--- Start of LISTING ---

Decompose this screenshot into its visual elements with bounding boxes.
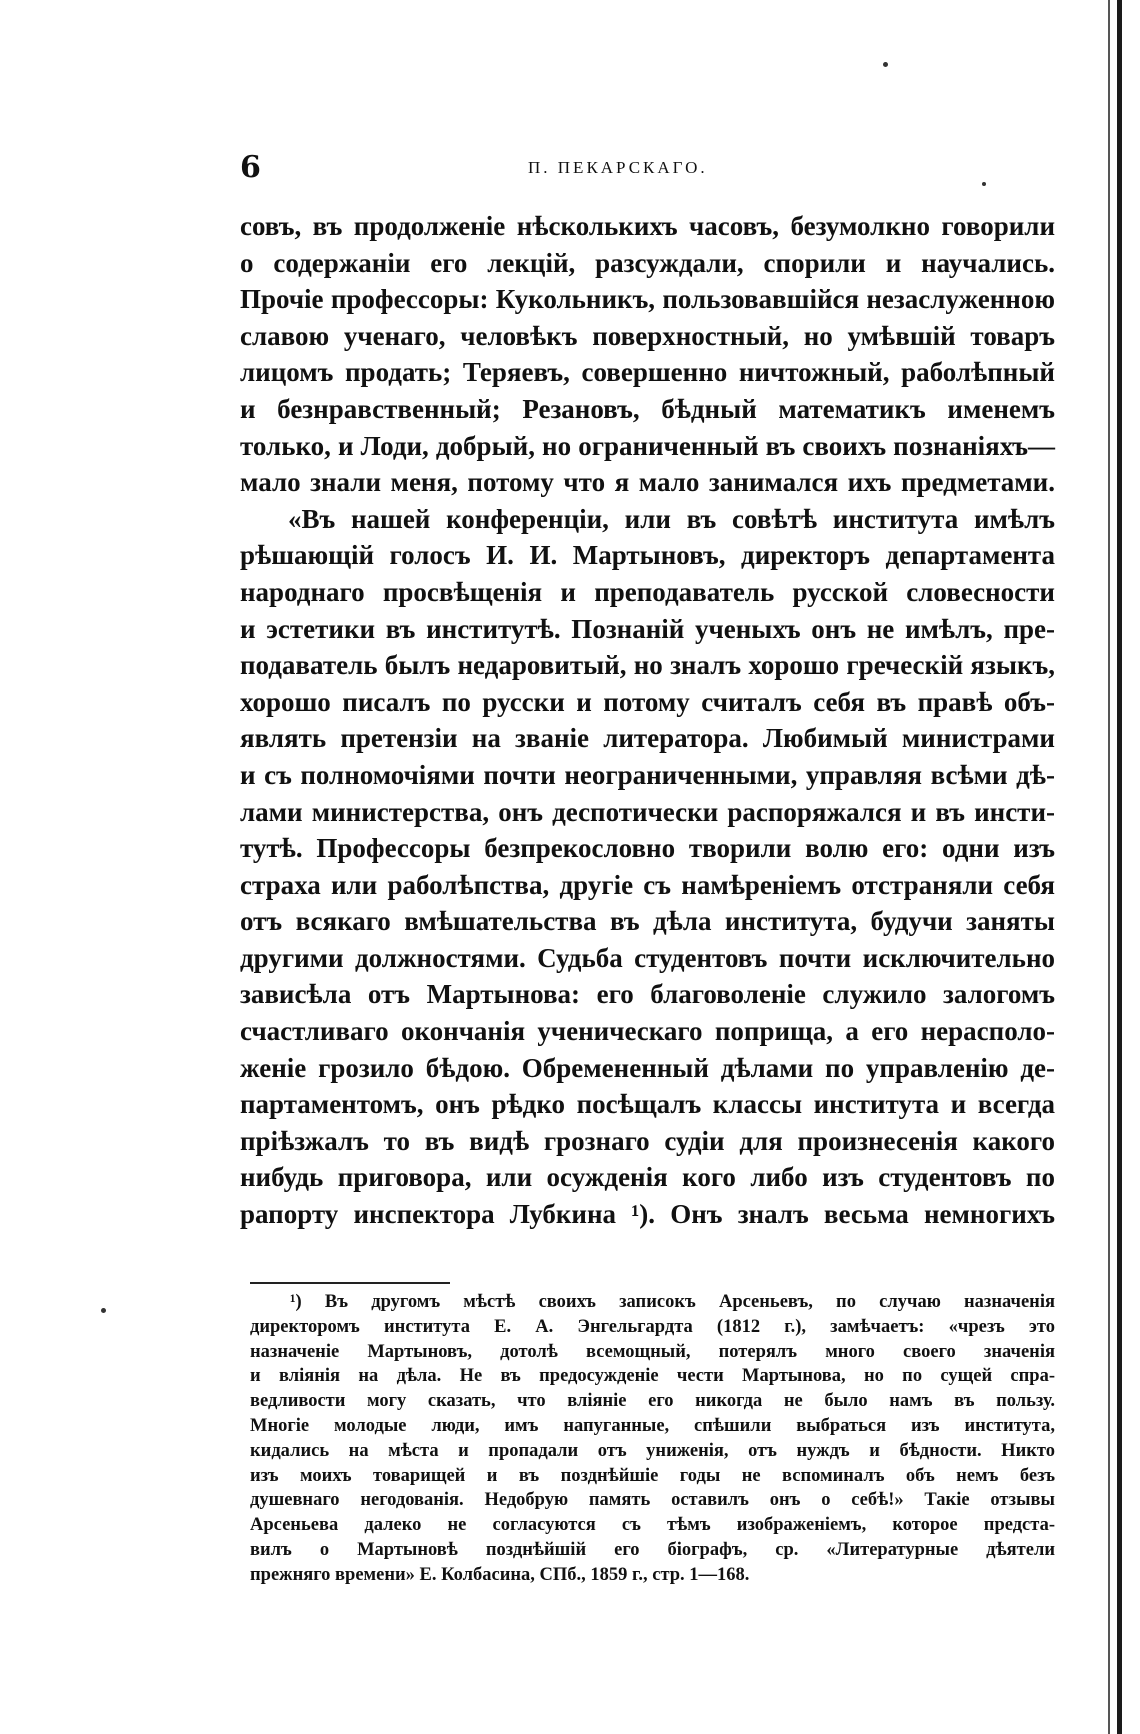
footnote-line: и вліянія на дѣла. Не въ предосужденіе чести Мартынова, но по сущей спра- <box>250 1366 1055 1387</box>
footnote-line: назначеніе Мартыновъ, дотолѣ всемощный, потерялъ много своего значенія <box>250 1341 1055 1362</box>
text-line: зависѣла отъ Мартынова: его благоволеніе служило залогомъ <box>240 979 1055 1010</box>
footnote-line: изъ моихъ товарищей и въ позднѣйшіе годы не вспоминалъ объ немъ безъ <box>250 1465 1055 1486</box>
footnote-line: Арсеньева далеко не согласуются съ тѣмъ изображеніемъ, которое предста- <box>250 1515 1055 1536</box>
text-line: хорошо писалъ по русски и потому считалъ себя въ правѣ объ- <box>240 686 1055 717</box>
text-line: другими должностями. Судьба студентовъ почти исключительно <box>240 942 1055 973</box>
footnote-block <box>250 1290 1055 1588</box>
text-line: партаментомъ, онъ рѣдко посѣщалъ классы института и всегда <box>240 1089 1055 1120</box>
footnote-line: кидались на мѣста и пропадали отъ униженія, отъ нуждъ и бѣдности. Никто <box>250 1440 1055 1461</box>
page-edge-binding <box>1117 0 1122 1734</box>
text-line: тутѣ. Профессоры безпрекословно творили волю его: одни изъ <box>240 833 1055 864</box>
text-line: и безнравственный; Резановъ, бѣдный математикъ именемъ <box>240 393 1055 424</box>
text-line: нибудь приговора, или осужденія кого либо изъ студентовъ по <box>240 1162 1055 1193</box>
text-line: пріѣзжалъ то въ видѣ грознаго судіи для произнесенія какого <box>240 1125 1055 1156</box>
text-line: лами министерства, онъ деспотически распоряжался и въ инсти- <box>240 796 1055 827</box>
text-line: отъ всякаго вмѣшательства въ дѣла института, будучи заняты <box>240 906 1055 937</box>
footnote-line: директоромъ института Е. А. Энгельгардта (1812 г.), замѣчаетъ: «чрезъ это <box>250 1316 1055 1337</box>
main-text <box>240 208 1055 1233</box>
text-line: рапорту инспектора Лубкина ¹). Онъ зналъ весьма немногихъ <box>240 1199 1055 1230</box>
text-line: и съ полномочіями почти неограниченными, управляя всѣми дѣ- <box>240 759 1055 790</box>
text-line: мало знали меня, потому что я мало занимался ихъ предметами. <box>240 467 1055 498</box>
text-line: счастливаго окончанія ученическаго поприща, а его нерасполо- <box>240 1016 1055 1047</box>
text-line-paragraph-start: «Въ нашей конференціи, или въ совѣтѣ института имѣлъ <box>288 503 1055 534</box>
page-edge-shadow <box>1108 0 1110 1734</box>
footnote-line: душевнаго негодованія. Недобрую память оставилъ онъ о себѣ!» Такіе отзывы <box>250 1490 1055 1511</box>
footnote-divider <box>250 1282 450 1284</box>
text-line: народнаго просвѣщенія и преподаватель русской словесности <box>240 576 1055 607</box>
text-line: рѣшающій голосъ И. И. Мартыновъ, директоръ департамента <box>240 540 1055 571</box>
text-line: и эстетики въ институтѣ. Познаній ученыхъ онъ не имѣлъ, пре- <box>240 613 1055 644</box>
scan-speck <box>101 1308 106 1313</box>
page-number: 6 <box>240 150 261 185</box>
text-line: женіе грозило бѣдою. Обремененный дѣлами по управленію де- <box>240 1052 1055 1083</box>
footnote-line: ¹) Въ другомъ мѣстѣ своихъ записокъ Арсеньевъ, по случаю назначенія <box>290 1292 1055 1312</box>
text-line: являть претензіи на званіе литератора. Любимый министрами <box>240 723 1055 754</box>
running-head: П. ПЕКАРСКАГО. <box>528 158 708 177</box>
scan-speck <box>883 62 888 67</box>
text-line: совъ, въ продолженіе нѣсколькихъ часовъ, безумолкно говорили <box>240 211 1055 241</box>
footnote-line: прежняго времени» Е. Колбасина, СПб., 1859 г., стр. 1—168. <box>250 1564 750 1585</box>
footnote-line: Многіе молодые люди, имъ напуганные, спѣшили выбраться изъ института, <box>250 1415 1055 1436</box>
footnote-line: вилъ о Мартыновѣ позднѣйшій его біографъ, ср. «Литературные дѣятели <box>250 1539 1055 1560</box>
text-line: страха или раболѣпства, другіе съ намѣреніемъ отстраняли себя <box>240 869 1055 900</box>
text-line: подаватель былъ недаровитый, но зналъ хорошо греческій языкъ, <box>240 650 1055 681</box>
text-line: славою ученаго, человѣкъ поверхностный, но умѣвшій товаръ <box>240 320 1055 351</box>
text-line: Прочіе профессоры: Кукольникъ, пользовавшійся незаслуженною <box>240 284 1055 315</box>
footnote-line: ведливости могу сказать, что вліяніе его никогда не было намъ въ пользу. <box>250 1391 1055 1412</box>
text-line: о содержаніи его лекцій, разсуждали, спорили и научались. <box>240 247 1055 278</box>
text-line: только, и Лоди, добрый, но ограниченный въ своихъ познаніяхъ— <box>240 430 1055 461</box>
page-header <box>240 150 1060 190</box>
text-line: лицомъ продать; Теряевъ, совершенно ничтожный, раболѣпный <box>240 357 1055 388</box>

--- End of LISTING ---

## DESCRIPTION OF THE TASK
Extract every line of the records above verbatim, leaving the pictures out of your answer.

## OUTPUT BELOW
Decompose this screenshot into its visual elements with bounding boxes.
footnote-line: и вліянія на дѣла. Не въ предосужденіе чести Мартынова, но по сущей спра- <box>250 1366 1055 1387</box>
footnote-line: назначеніе Мартыновъ, дотолѣ всемощный, потерялъ много своего значенія <box>250 1341 1055 1362</box>
text-line: зависѣла отъ Мартынова: его благоволеніе служило залогомъ <box>240 979 1055 1010</box>
footnote-line: изъ моихъ товарищей и въ позднѣйшіе годы не вспоминалъ объ немъ безъ <box>250 1465 1055 1486</box>
footnote-line: Арсеньева далеко не согласуются съ тѣмъ изображеніемъ, которое предста- <box>250 1515 1055 1536</box>
text-line: хорошо писалъ по русски и потому считалъ себя въ правѣ объ- <box>240 686 1055 717</box>
text-line: другими должностями. Судьба студентовъ почти исключительно <box>240 942 1055 973</box>
footnote-block <box>250 1290 1055 1588</box>
text-line: партаментомъ, онъ рѣдко посѣщалъ классы института и всегда <box>240 1089 1055 1120</box>
footnote-line: кидались на мѣста и пропадали отъ униженія, отъ нуждъ и бѣдности. Никто <box>250 1440 1055 1461</box>
page-edge-binding <box>1117 0 1122 1734</box>
text-line: тутѣ. Профессоры безпрекословно творили волю его: одни изъ <box>240 833 1055 864</box>
text-line: и безнравственный; Резановъ, бѣдный математикъ именемъ <box>240 393 1055 424</box>
text-line: нибудь приговора, или осужденія кого либо изъ студентовъ по <box>240 1162 1055 1193</box>
text-line: пріѣзжалъ то въ видѣ грознаго судіи для произнесенія какого <box>240 1125 1055 1156</box>
text-line: лами министерства, онъ деспотически распоряжался и въ инсти- <box>240 796 1055 827</box>
text-line: отъ всякаго вмѣшательства въ дѣла института, будучи заняты <box>240 906 1055 937</box>
footnote-line: директоромъ института Е. А. Энгельгардта (1812 г.), замѣчаетъ: «чрезъ это <box>250 1316 1055 1337</box>
main-text <box>240 208 1055 1233</box>
text-line: рапорту инспектора Лубкина ¹). Онъ зналъ весьма немногихъ <box>240 1199 1055 1230</box>
text-line: и съ полномочіями почти неограниченными, управляя всѣми дѣ- <box>240 759 1055 790</box>
text-line: мало знали меня, потому что я мало занимался ихъ предметами. <box>240 467 1055 498</box>
text-line: счастливаго окончанія ученическаго поприща, а его нерасполо- <box>240 1016 1055 1047</box>
text-line-paragraph-start: «Въ нашей конференціи, или въ совѣтѣ института имѣлъ <box>288 503 1055 534</box>
page-edge-shadow <box>1108 0 1110 1734</box>
footnote-line: душевнаго негодованія. Недобрую память оставилъ онъ о себѣ!» Такіе отзывы <box>250 1490 1055 1511</box>
footnote-divider <box>250 1282 450 1284</box>
text-line: народнаго просвѣщенія и преподаватель русской словесности <box>240 576 1055 607</box>
text-line: рѣшающій голосъ И. И. Мартыновъ, директоръ департамента <box>240 540 1055 571</box>
text-line: и эстетики въ институтѣ. Познаній ученыхъ онъ не имѣлъ, пре- <box>240 613 1055 644</box>
scan-speck <box>101 1308 106 1313</box>
page-number: 6 <box>240 150 261 185</box>
text-line: женіе грозило бѣдою. Обремененный дѣлами по управленію де- <box>240 1052 1055 1083</box>
footnote-line: ¹) Въ другомъ мѣстѣ своихъ записокъ Арсеньевъ, по случаю назначенія <box>290 1292 1055 1312</box>
text-line: являть претензіи на званіе литератора. Любимый министрами <box>240 723 1055 754</box>
running-head: П. ПЕКАРСКАГО. <box>528 158 708 177</box>
scan-speck <box>883 62 888 67</box>
text-line: совъ, въ продолженіе нѣсколькихъ часовъ, безумолкно говорили <box>240 211 1055 241</box>
footnote-line: прежняго времени» Е. Колбасина, СПб., 1859 г., стр. 1—168. <box>250 1564 750 1585</box>
footnote-line: Многіе молодые люди, имъ напуганные, спѣшили выбраться изъ института, <box>250 1415 1055 1436</box>
footnote-line: вилъ о Мартыновѣ позднѣйшій его біографъ, ср. «Литературные дѣятели <box>250 1539 1055 1560</box>
text-line: страха или раболѣпства, другіе съ намѣреніемъ отстраняли себя <box>240 869 1055 900</box>
text-line: подаватель былъ недаровитый, но зналъ хорошо греческій языкъ, <box>240 650 1055 681</box>
text-line: славою ученаго, человѣкъ поверхностный, но умѣвшій товаръ <box>240 320 1055 351</box>
text-line: Прочіе профессоры: Кукольникъ, пользовавшійся незаслуженною <box>240 284 1055 315</box>
footnote-line: ведливости могу сказать, что вліяніе его никогда не было намъ въ пользу. <box>250 1391 1055 1412</box>
text-line: о содержаніи его лекцій, разсуждали, спорили и научались. <box>240 247 1055 278</box>
text-line: только, и Лоди, добрый, но ограниченный въ своихъ познаніяхъ— <box>240 430 1055 461</box>
page-header <box>240 150 1060 190</box>
text-line: лицомъ продать; Теряевъ, совершенно ничтожный, раболѣпный <box>240 357 1055 388</box>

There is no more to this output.